--- STATED TASK ---
Copy out exactly every line below, from the line containing "menu-item-rebuild-module-demo[interactable]: Rebuild Module" down to the line containing "scroll-end-icon[interactable]: ⤓ bbox=[49, 782, 55, 797]", including both of those lines.

--- Entries excerpted from a collection ---
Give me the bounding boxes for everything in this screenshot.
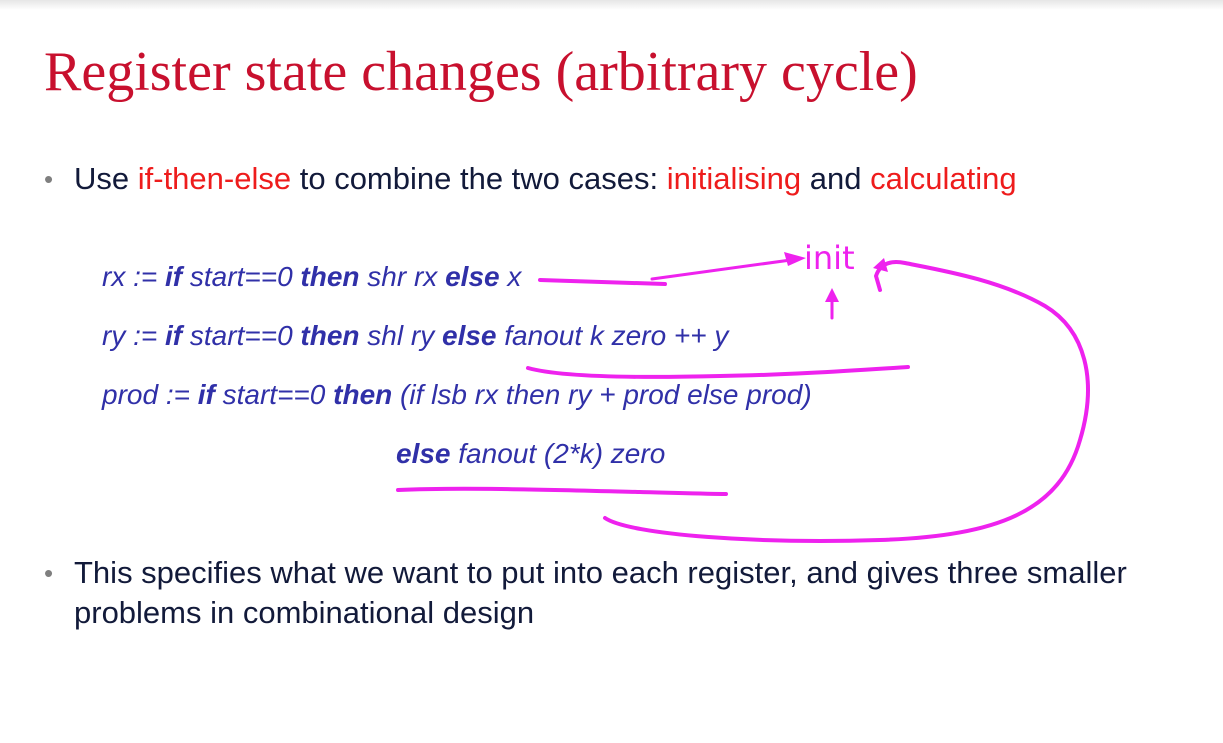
- arrowhead-up-icon: [825, 288, 839, 302]
- code-keyword: else: [445, 261, 500, 292]
- code-keyword: then: [300, 261, 360, 292]
- bullet-specifies: • This specifies what we want to put int…: [44, 553, 1174, 633]
- code-keyword: if: [165, 320, 183, 351]
- code-token: prod :=: [102, 379, 198, 410]
- arrowhead-right-icon: [784, 252, 806, 266]
- top-shadow: [0, 0, 1223, 10]
- underline-else-x: [538, 278, 667, 286]
- code-keyword: then: [333, 379, 393, 410]
- bullet1-text-3: and: [801, 161, 871, 196]
- code-token: x: [499, 261, 522, 292]
- code-token: rx :=: [102, 261, 166, 292]
- code-token: shl ry: [359, 320, 442, 351]
- code-token: shr rx: [359, 261, 446, 292]
- code-token: fanout k zero ++ y: [496, 320, 729, 351]
- arrow-line-to-init: [650, 257, 800, 281]
- code-token: ry :=: [102, 320, 166, 351]
- bullet1-keyword-calculating: calculating: [870, 161, 1017, 196]
- bullet2-text: This specifies what we want to put into …: [74, 555, 1127, 630]
- code-line-ry: ry := if start==0 then shl ry else fanou…: [102, 318, 728, 354]
- code-token: start==0: [214, 379, 334, 410]
- underline-else-fanout: [526, 365, 910, 379]
- code-line-rx: rx := if start==0 then shr rx else x: [102, 259, 521, 295]
- code-token: start==0: [182, 261, 301, 292]
- code-token: (if lsb rx then ry + prod else prod): [392, 379, 812, 410]
- code-keyword: else: [442, 320, 497, 351]
- bullet1-text-2: to combine the two cases:: [291, 161, 667, 196]
- code-keyword: then: [300, 320, 360, 351]
- code-keyword: if: [165, 261, 183, 292]
- slide: Register state changes (arbitrary cycle)…: [0, 0, 1223, 743]
- code-token: fanout (2*k) zero: [450, 438, 666, 469]
- bullet-dot-icon: •: [44, 558, 54, 588]
- bullet1-text-1: Use: [74, 161, 138, 196]
- arrowhead-loop-icon: [873, 258, 888, 272]
- code-line-prod-else: else fanout (2*k) zero: [396, 436, 665, 472]
- init-annotation-label: init: [804, 239, 855, 277]
- code-keyword: else: [396, 438, 451, 469]
- slide-title: Register state changes (arbitrary cycle): [44, 41, 918, 103]
- underline-else-zero: [396, 486, 728, 496]
- bullet-if-then-else: • Use if-then-else to combine the two ca…: [44, 157, 1017, 201]
- code-token: start==0: [182, 320, 301, 351]
- code-keyword: if: [197, 379, 215, 410]
- code-line-prod: prod := if start==0 then (if lsb rx then…: [102, 377, 812, 413]
- bullet-dot-icon: •: [44, 164, 54, 194]
- bullet1-keyword-initialising: initialising: [666, 161, 802, 196]
- bullet1-keyword-if-then-else: if-then-else: [137, 161, 292, 196]
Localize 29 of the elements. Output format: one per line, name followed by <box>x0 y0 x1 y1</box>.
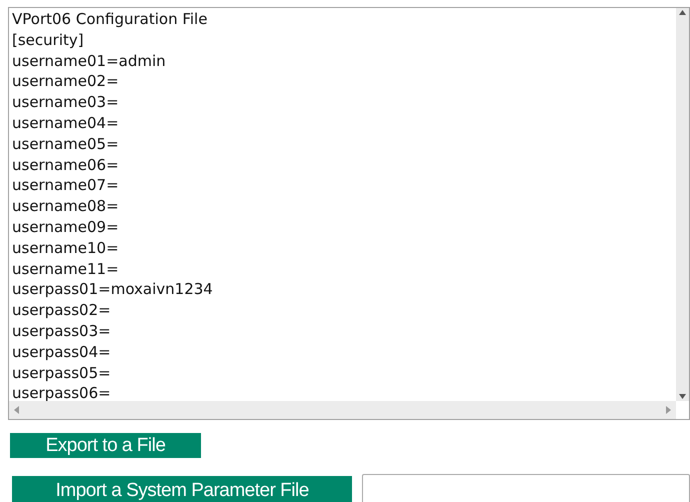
config-line: username03= <box>12 92 120 113</box>
config-line: userpass02= <box>12 300 112 321</box>
config-line: VPort06 Configuration File <box>12 9 208 30</box>
export-button[interactable]: Export to a File <box>10 433 201 458</box>
config-line: username04= <box>12 112 120 134</box>
config-line: [security] <box>12 30 85 51</box>
config-line: userpass01=moxaivn1234 <box>12 279 214 300</box>
config-line: username02= <box>12 71 120 92</box>
scroll-down-icon[interactable] <box>679 394 686 399</box>
config-line: username11= <box>12 258 120 280</box>
config-line: username06= <box>12 154 120 176</box>
import-button[interactable]: Import a System Parameter File <box>12 476 352 502</box>
config-line: username10= <box>12 238 120 259</box>
scroll-left-icon[interactable] <box>14 406 19 414</box>
config-line: username05= <box>12 134 120 155</box>
scroll-right-icon[interactable] <box>666 406 671 414</box>
config-text-area[interactable] <box>8 7 690 420</box>
config-line: userpass05= <box>12 362 112 384</box>
horizontal-scrollbar[interactable] <box>9 401 676 419</box>
config-line: username09= <box>12 216 120 238</box>
config-line: userpass06= <box>12 383 112 401</box>
config-line: userpass04= <box>12 342 112 363</box>
config-line: username08= <box>12 196 120 217</box>
vertical-scrollbar[interactable] <box>676 8 689 401</box>
config-line: username01=admin <box>12 50 167 72</box>
scroll-up-icon[interactable] <box>679 10 686 15</box>
config-line: userpass03= <box>12 320 112 342</box>
config-line: username07= <box>12 175 120 196</box>
file-input-field[interactable] <box>362 474 690 502</box>
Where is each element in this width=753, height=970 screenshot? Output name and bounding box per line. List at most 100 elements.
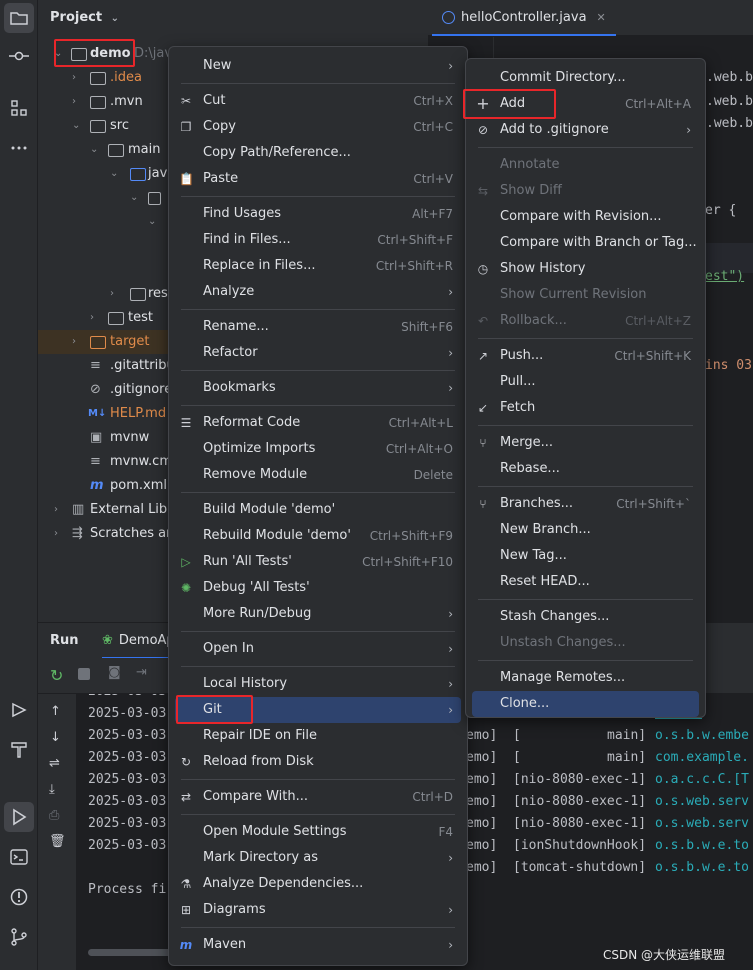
menu-item-rebuild-module-demo[interactable]: Rebuild Module 'demo' Ctrl+Shift+F9 bbox=[175, 523, 461, 549]
menu-item-build-module-demo[interactable]: Build Module 'demo' bbox=[175, 497, 461, 523]
project-panel-header[interactable]: Project ⌄ bbox=[50, 10, 119, 25]
menu-item-find-in-files[interactable]: Find in Files... Ctrl+Shift+F bbox=[175, 227, 461, 253]
menu-item-new-tag[interactable]: New Tag... bbox=[472, 543, 699, 569]
menu-item-cut[interactable]: ✂ Cut Ctrl+X bbox=[175, 88, 461, 114]
menu-item-git[interactable]: Git › bbox=[175, 697, 461, 723]
menu-item-new-branch[interactable]: New Branch... bbox=[472, 517, 699, 543]
reload-icon: ↻ bbox=[180, 755, 192, 769]
menu-item-paste[interactable]: 📋 Paste Ctrl+V bbox=[175, 166, 461, 192]
scroll-end-icon[interactable]: ⤓ bbox=[49, 782, 55, 797]
log-logger: o.a.c.c.C.[T bbox=[655, 772, 749, 787]
menu-item-optimize-imports[interactable]: Optimize Imports Ctrl+Alt+O bbox=[175, 436, 461, 462]
menu-item-stash-changes[interactable]: Stash Changes... bbox=[472, 604, 699, 630]
menu-item-replace-in-files[interactable]: Replace in Files... Ctrl+Shift+R bbox=[175, 253, 461, 279]
trash-icon[interactable]: 🗑 bbox=[49, 834, 66, 849]
menu-item-show-history[interactable]: ◷ Show History bbox=[472, 256, 699, 282]
run-panel-title: Run bbox=[50, 633, 79, 648]
menu-item-local-history[interactable]: Local History › bbox=[175, 671, 461, 697]
chevron-right-icon: › bbox=[54, 504, 58, 515]
print-icon[interactable]: ⎙ bbox=[49, 808, 59, 823]
menu-item-clone[interactable]: Clone... bbox=[472, 691, 699, 717]
run-tool-icon[interactable] bbox=[4, 802, 34, 832]
menu-item-analyze-dependencies[interactable]: ⚗ Analyze Dependencies... bbox=[175, 871, 461, 897]
problems-tool-icon[interactable] bbox=[7, 885, 31, 909]
menu-item-label: Run 'All Tests' bbox=[203, 554, 292, 569]
camera-icon[interactable]: ◙ bbox=[108, 665, 121, 680]
log-app: emo] bbox=[466, 816, 498, 831]
rerun-icon[interactable]: ↻ bbox=[50, 666, 63, 685]
menu-item-diagrams[interactable]: ⊞ Diagrams › bbox=[175, 897, 461, 923]
menu-item-compare-with[interactable]: ⇄ Compare With... Ctrl+D bbox=[175, 784, 461, 810]
soft-wrap-icon[interactable]: ⇌ bbox=[49, 756, 60, 771]
menu-item-repair-ide-on-file[interactable]: Repair IDE on File bbox=[175, 723, 461, 749]
menu-item-rebase[interactable]: Rebase... bbox=[472, 456, 699, 482]
menu-item-open-in[interactable]: Open In › bbox=[175, 636, 461, 662]
menu-item-label: Replace in Files... bbox=[203, 258, 316, 273]
chevron-right-icon: › bbox=[686, 123, 691, 137]
close-icon[interactable]: ✕ bbox=[597, 11, 606, 24]
log-logger: o.s.b.w.e.to bbox=[655, 860, 749, 875]
log-app: emo] bbox=[466, 772, 498, 787]
menu-item-merge[interactable]: ⑂ Merge... bbox=[472, 430, 699, 456]
menu-item-reload-from-disk[interactable]: ↻ Reload from Disk bbox=[175, 749, 461, 775]
tree-item-label: test bbox=[128, 310, 153, 325]
maven-icon: m bbox=[179, 938, 193, 952]
markdown-icon: M↓ bbox=[88, 408, 107, 419]
chevron-right-icon: › bbox=[90, 312, 94, 323]
debug-icon: ✺ bbox=[180, 581, 192, 595]
menu-item-maven[interactable]: m Maven › bbox=[175, 932, 461, 958]
exit-icon[interactable]: ⇥ bbox=[136, 665, 147, 680]
menu-item-copy[interactable]: ❐ Copy Ctrl+C bbox=[175, 114, 461, 140]
menu-item-shortcut: Ctrl+D bbox=[412, 790, 453, 804]
menu-item-compare-with-revision[interactable]: Compare with Revision... bbox=[472, 204, 699, 230]
menu-separator bbox=[181, 630, 455, 632]
menu-item-new[interactable]: New › bbox=[175, 53, 461, 79]
menu-item-fetch[interactable]: ↙ Fetch bbox=[472, 395, 699, 421]
menu-item-add-to-gitignore[interactable]: ⊘ Add to .gitignore › bbox=[472, 117, 699, 143]
excluded-folder-icon bbox=[90, 336, 106, 349]
menu-item-run-all-tests[interactable]: ▷ Run 'All Tests' Ctrl+Shift+F10 bbox=[175, 549, 461, 575]
git-tool-icon[interactable] bbox=[7, 925, 31, 949]
class-icon bbox=[442, 10, 455, 24]
menu-item-remove-module[interactable]: Remove Module Delete bbox=[175, 462, 461, 488]
stop-icon[interactable] bbox=[78, 668, 90, 680]
menu-item-branches[interactable]: ⑂ Branches... Ctrl+Shift+` bbox=[472, 491, 699, 517]
arrow-down-icon[interactable]: ↓ bbox=[50, 730, 61, 745]
menu-item-find-usages[interactable]: Find Usages Alt+F7 bbox=[175, 201, 461, 227]
menu-item-commit-directory[interactable]: Commit Directory... bbox=[472, 65, 699, 91]
menu-item-reformat-code[interactable]: ☰ Reformat Code Ctrl+Alt+L bbox=[175, 410, 461, 436]
commit-tool-icon[interactable] bbox=[7, 44, 31, 68]
menu-item-debug-all-tests[interactable]: ✺ Debug 'All Tests' bbox=[175, 575, 461, 601]
menu-item-rollback: ↶ Rollback... Ctrl+Alt+Z bbox=[472, 308, 699, 334]
push-icon: ↗ bbox=[477, 349, 489, 363]
menu-item-copy-path-reference[interactable]: Copy Path/Reference... bbox=[175, 140, 461, 166]
menu-item-pull[interactable]: Pull... bbox=[472, 369, 699, 395]
menu-item-shortcut: Ctrl+Shift+R bbox=[375, 259, 453, 273]
editor-tab[interactable]: helloController.java ✕ bbox=[432, 0, 616, 36]
log-timestamp: 2025-03-03 bbox=[88, 706, 167, 721]
services-tool-icon[interactable] bbox=[7, 698, 31, 722]
menu-item-shortcut: Ctrl+Alt+A bbox=[625, 97, 691, 111]
structure-tool-icon[interactable] bbox=[7, 96, 31, 120]
menu-item-label: Add to .gitignore bbox=[500, 122, 609, 137]
menu-item-compare-with-branch-or-tag[interactable]: Compare with Branch or Tag... bbox=[472, 230, 699, 256]
menu-item-reset-head[interactable]: Reset HEAD... bbox=[472, 569, 699, 595]
menu-item-bookmarks[interactable]: Bookmarks › bbox=[175, 375, 461, 401]
arrow-up-icon[interactable]: ↑ bbox=[50, 704, 61, 719]
menu-item-open-module-settings[interactable]: Open Module Settings F4 bbox=[175, 819, 461, 845]
menu-item-refactor[interactable]: Refactor › bbox=[175, 340, 461, 366]
more-tools-icon[interactable] bbox=[7, 136, 31, 160]
terminal-tool-icon[interactable] bbox=[7, 845, 31, 869]
project-tool-icon[interactable] bbox=[4, 3, 34, 33]
menu-item-label: Pull... bbox=[500, 374, 536, 389]
menu-item-mark-directory-as[interactable]: Mark Directory as › bbox=[175, 845, 461, 871]
menu-item-add[interactable]: + Add Ctrl+Alt+A bbox=[472, 91, 699, 117]
build-tool-icon[interactable] bbox=[7, 738, 31, 762]
maven-icon: m bbox=[90, 478, 104, 493]
menu-item-manage-remotes[interactable]: Manage Remotes... bbox=[472, 665, 699, 691]
menu-item-push[interactable]: ↗ Push... Ctrl+Shift+K bbox=[472, 343, 699, 369]
menu-item-rename[interactable]: Rename... Shift+F6 bbox=[175, 314, 461, 340]
menu-item-analyze[interactable]: Analyze › bbox=[175, 279, 461, 305]
log-thread: [ionShutdownHook] bbox=[513, 838, 647, 853]
menu-item-more-run-debug[interactable]: More Run/Debug › bbox=[175, 601, 461, 627]
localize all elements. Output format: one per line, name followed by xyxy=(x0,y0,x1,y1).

--- RESPONSE ---
menu-item-rebuild-module-demo[interactable]: Rebuild Module 'demo' Ctrl+Shift+F9 bbox=[175, 523, 461, 549]
menu-item-build-module-demo[interactable]: Build Module 'demo' bbox=[175, 497, 461, 523]
project-panel-header[interactable]: Project ⌄ bbox=[50, 10, 119, 25]
menu-item-find-in-files[interactable]: Find in Files... Ctrl+Shift+F bbox=[175, 227, 461, 253]
menu-item-new-tag[interactable]: New Tag... bbox=[472, 543, 699, 569]
menu-item-cut[interactable]: ✂ Cut Ctrl+X bbox=[175, 88, 461, 114]
menu-item-git[interactable]: Git › bbox=[175, 697, 461, 723]
menu-item-new-branch[interactable]: New Branch... bbox=[472, 517, 699, 543]
reload-icon: ↻ bbox=[180, 755, 192, 769]
menu-item-paste[interactable]: 📋 Paste Ctrl+V bbox=[175, 166, 461, 192]
scroll-end-icon[interactable]: ⤓ bbox=[49, 782, 55, 797]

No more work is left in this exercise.